## SHORT EXERCISE
The listing below must be repeated word for word, with its images excluded.

## MATERIAL
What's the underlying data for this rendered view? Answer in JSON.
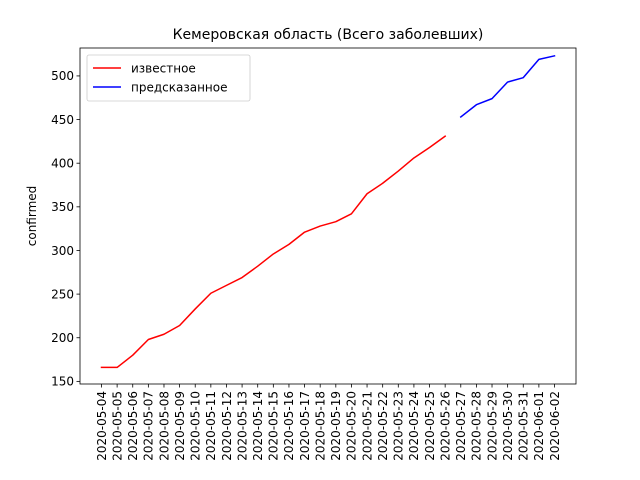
{
  "chart_data": {
    "type": "line",
    "title": "Кемеровская область (Всего заболевших)",
    "xlabel": "",
    "ylabel": "confirmed",
    "ylim": [
      147,
      532
    ],
    "yticks": [
      150,
      200,
      250,
      300,
      350,
      400,
      450,
      500
    ],
    "x": [
      "2020-05-04",
      "2020-05-05",
      "2020-05-06",
      "2020-05-07",
      "2020-05-08",
      "2020-05-09",
      "2020-05-10",
      "2020-05-11",
      "2020-05-12",
      "2020-05-13",
      "2020-05-14",
      "2020-05-15",
      "2020-05-16",
      "2020-05-17",
      "2020-05-18",
      "2020-05-19",
      "2020-05-20",
      "2020-05-21",
      "2020-05-22",
      "2020-05-23",
      "2020-05-24",
      "2020-05-25",
      "2020-05-26",
      "2020-05-27",
      "2020-05-28",
      "2020-05-29",
      "2020-05-30",
      "2020-05-31",
      "2020-06-01",
      "2020-06-02"
    ],
    "grid": false,
    "legend_position": "upper-left",
    "series": [
      {
        "name": "известное",
        "color": "#ff0000",
        "x": [
          "2020-05-04",
          "2020-05-05",
          "2020-05-06",
          "2020-05-07",
          "2020-05-08",
          "2020-05-09",
          "2020-05-10",
          "2020-05-11",
          "2020-05-12",
          "2020-05-13",
          "2020-05-14",
          "2020-05-15",
          "2020-05-16",
          "2020-05-17",
          "2020-05-18",
          "2020-05-19",
          "2020-05-20",
          "2020-05-21",
          "2020-05-22",
          "2020-05-23",
          "2020-05-24",
          "2020-05-25",
          "2020-05-26"
        ],
        "values": [
          166,
          166,
          180,
          198,
          204,
          214,
          233,
          251,
          260,
          269,
          282,
          296,
          307,
          321,
          328,
          333,
          342,
          365,
          377,
          391,
          406,
          418,
          431
        ]
      },
      {
        "name": "предсказанное",
        "color": "#0000ff",
        "x": [
          "2020-05-27",
          "2020-05-28",
          "2020-05-29",
          "2020-05-30",
          "2020-05-31",
          "2020-06-01",
          "2020-06-02"
        ],
        "values": [
          453,
          467,
          474,
          493,
          498,
          519,
          523
        ]
      }
    ]
  }
}
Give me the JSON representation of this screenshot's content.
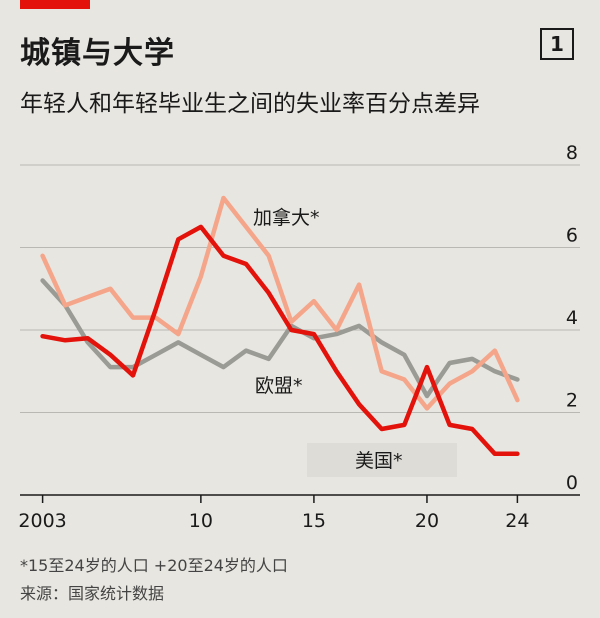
{
  "header": {
    "title": "城镇与大学",
    "badge": "1",
    "subtitle": "年轻人和年轻毕业生之间的失业率百分点差异"
  },
  "footer": {
    "footnote": "*15至24岁的人口 +20至24岁的人口",
    "source": "来源：国家统计数据"
  },
  "chart_data": {
    "type": "line",
    "x_ticks": [
      2003,
      2010,
      2015,
      2020,
      2024
    ],
    "x_tick_labels": [
      "2003",
      "10",
      "15",
      "20",
      "24"
    ],
    "y_ticks": [
      0,
      2,
      4,
      6,
      8
    ],
    "xlim": [
      2002,
      2025
    ],
    "ylim": [
      0,
      8
    ],
    "grid": true,
    "series": [
      {
        "name": "美国*",
        "color": "#e3120b",
        "x": [
          2003,
          2004,
          2005,
          2006,
          2007,
          2008,
          2009,
          2010,
          2011,
          2012,
          2013,
          2014,
          2015,
          2016,
          2017,
          2018,
          2019,
          2020,
          2021,
          2022,
          2023,
          2024
        ],
        "values": [
          3.85,
          3.75,
          3.8,
          3.4,
          2.9,
          4.5,
          6.2,
          6.5,
          5.8,
          5.6,
          4.9,
          4.0,
          3.9,
          3.0,
          2.2,
          1.6,
          1.7,
          3.1,
          1.7,
          1.6,
          1.0,
          1.0
        ]
      },
      {
        "name": "加拿大*",
        "color": "#f4a58a",
        "x": [
          2003,
          2004,
          2005,
          2006,
          2007,
          2008,
          2009,
          2010,
          2011,
          2012,
          2013,
          2014,
          2015,
          2016,
          2017,
          2018,
          2019,
          2020,
          2021,
          2022,
          2023,
          2024
        ],
        "values": [
          5.8,
          4.6,
          4.8,
          5.0,
          4.3,
          4.3,
          3.9,
          5.3,
          7.2,
          6.5,
          5.8,
          4.2,
          4.7,
          4.0,
          5.1,
          3.0,
          2.8,
          2.1,
          2.7,
          3.0,
          3.5,
          2.3
        ]
      },
      {
        "name": "欧盟*",
        "color": "#9a9b94",
        "x": [
          2003,
          2004,
          2005,
          2006,
          2007,
          2008,
          2009,
          2010,
          2011,
          2012,
          2013,
          2014,
          2015,
          2016,
          2017,
          2018,
          2019,
          2020,
          2021,
          2022,
          2023,
          2024
        ],
        "values": [
          5.2,
          4.6,
          3.7,
          3.1,
          3.1,
          3.4,
          3.7,
          3.4,
          3.1,
          3.5,
          3.3,
          4.1,
          3.8,
          3.9,
          4.1,
          3.7,
          3.4,
          2.4,
          3.2,
          3.3,
          3.0,
          2.8
        ]
      }
    ]
  }
}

## EXERCISE ANSWER
What's the underlying data for this rendered view? Answer in JSON.
{
  "chart_data": {
    "type": "line",
    "title": "Кемеровская область (Всего заболевших)",
    "xlabel": "",
    "ylabel": "confirmed",
    "ylim": [
      147,
      532
    ],
    "yticks": [
      150,
      200,
      250,
      300,
      350,
      400,
      450,
      500
    ],
    "x": [
      "2020-05-04",
      "2020-05-05",
      "2020-05-06",
      "2020-05-07",
      "2020-05-08",
      "2020-05-09",
      "2020-05-10",
      "2020-05-11",
      "2020-05-12",
      "2020-05-13",
      "2020-05-14",
      "2020-05-15",
      "2020-05-16",
      "2020-05-17",
      "2020-05-18",
      "2020-05-19",
      "2020-05-20",
      "2020-05-21",
      "2020-05-22",
      "2020-05-23",
      "2020-05-24",
      "2020-05-25",
      "2020-05-26",
      "2020-05-27",
      "2020-05-28",
      "2020-05-29",
      "2020-05-30",
      "2020-05-31",
      "2020-06-01",
      "2020-06-02"
    ],
    "grid": false,
    "legend_position": "upper-left",
    "series": [
      {
        "name": "известное",
        "color": "#ff0000",
        "x": [
          "2020-05-04",
          "2020-05-05",
          "2020-05-06",
          "2020-05-07",
          "2020-05-08",
          "2020-05-09",
          "2020-05-10",
          "2020-05-11",
          "2020-05-12",
          "2020-05-13",
          "2020-05-14",
          "2020-05-15",
          "2020-05-16",
          "2020-05-17",
          "2020-05-18",
          "2020-05-19",
          "2020-05-20",
          "2020-05-21",
          "2020-05-22",
          "2020-05-23",
          "2020-05-24",
          "2020-05-25",
          "2020-05-26"
        ],
        "values": [
          166,
          166,
          180,
          198,
          204,
          214,
          233,
          251,
          260,
          269,
          282,
          296,
          307,
          321,
          328,
          333,
          342,
          365,
          377,
          391,
          406,
          418,
          431
        ]
      },
      {
        "name": "предсказанное",
        "color": "#0000ff",
        "x": [
          "2020-05-27",
          "2020-05-28",
          "2020-05-29",
          "2020-05-30",
          "2020-05-31",
          "2020-06-01",
          "2020-06-02"
        ],
        "values": [
          453,
          467,
          474,
          493,
          498,
          519,
          523
        ]
      }
    ]
  }
}
Give me the JSON representation of this screenshot's content.
{
  "header": {
    "title": "城镇与大学",
    "badge": "1",
    "subtitle": "年轻人和年轻毕业生之间的失业率百分点差异"
  },
  "footer": {
    "footnote": "*15至24岁的人口 +20至24岁的人口",
    "source": "来源：国家统计数据"
  },
  "chart_data": {
    "type": "line",
    "x_ticks": [
      2003,
      2010,
      2015,
      2020,
      2024
    ],
    "x_tick_labels": [
      "2003",
      "10",
      "15",
      "20",
      "24"
    ],
    "y_ticks": [
      0,
      2,
      4,
      6,
      8
    ],
    "xlim": [
      2002,
      2025
    ],
    "ylim": [
      0,
      8
    ],
    "grid": true,
    "series": [
      {
        "name": "美国*",
        "color": "#e3120b",
        "x": [
          2003,
          2004,
          2005,
          2006,
          2007,
          2008,
          2009,
          2010,
          2011,
          2012,
          2013,
          2014,
          2015,
          2016,
          2017,
          2018,
          2019,
          2020,
          2021,
          2022,
          2023,
          2024
        ],
        "values": [
          3.85,
          3.75,
          3.8,
          3.4,
          2.9,
          4.5,
          6.2,
          6.5,
          5.8,
          5.6,
          4.9,
          4.0,
          3.9,
          3.0,
          2.2,
          1.6,
          1.7,
          3.1,
          1.7,
          1.6,
          1.0,
          1.0
        ]
      },
      {
        "name": "加拿大*",
        "color": "#f4a58a",
        "x": [
          2003,
          2004,
          2005,
          2006,
          2007,
          2008,
          2009,
          2010,
          2011,
          2012,
          2013,
          2014,
          2015,
          2016,
          2017,
          2018,
          2019,
          2020,
          2021,
          2022,
          2023,
          2024
        ],
        "values": [
          5.8,
          4.6,
          4.8,
          5.0,
          4.3,
          4.3,
          3.9,
          5.3,
          7.2,
          6.5,
          5.8,
          4.2,
          4.7,
          4.0,
          5.1,
          3.0,
          2.8,
          2.1,
          2.7,
          3.0,
          3.5,
          2.3
        ]
      },
      {
        "name": "欧盟*",
        "color": "#9a9b94",
        "x": [
          2003,
          2004,
          2005,
          2006,
          2007,
          2008,
          2009,
          2010,
          2011,
          2012,
          2013,
          2014,
          2015,
          2016,
          2017,
          2018,
          2019,
          2020,
          2021,
          2022,
          2023,
          2024
        ],
        "values": [
          5.2,
          4.6,
          3.7,
          3.1,
          3.1,
          3.4,
          3.7,
          3.4,
          3.1,
          3.5,
          3.3,
          4.1,
          3.8,
          3.9,
          4.1,
          3.7,
          3.4,
          2.4,
          3.2,
          3.3,
          3.0,
          2.8
        ]
      }
    ]
  }
}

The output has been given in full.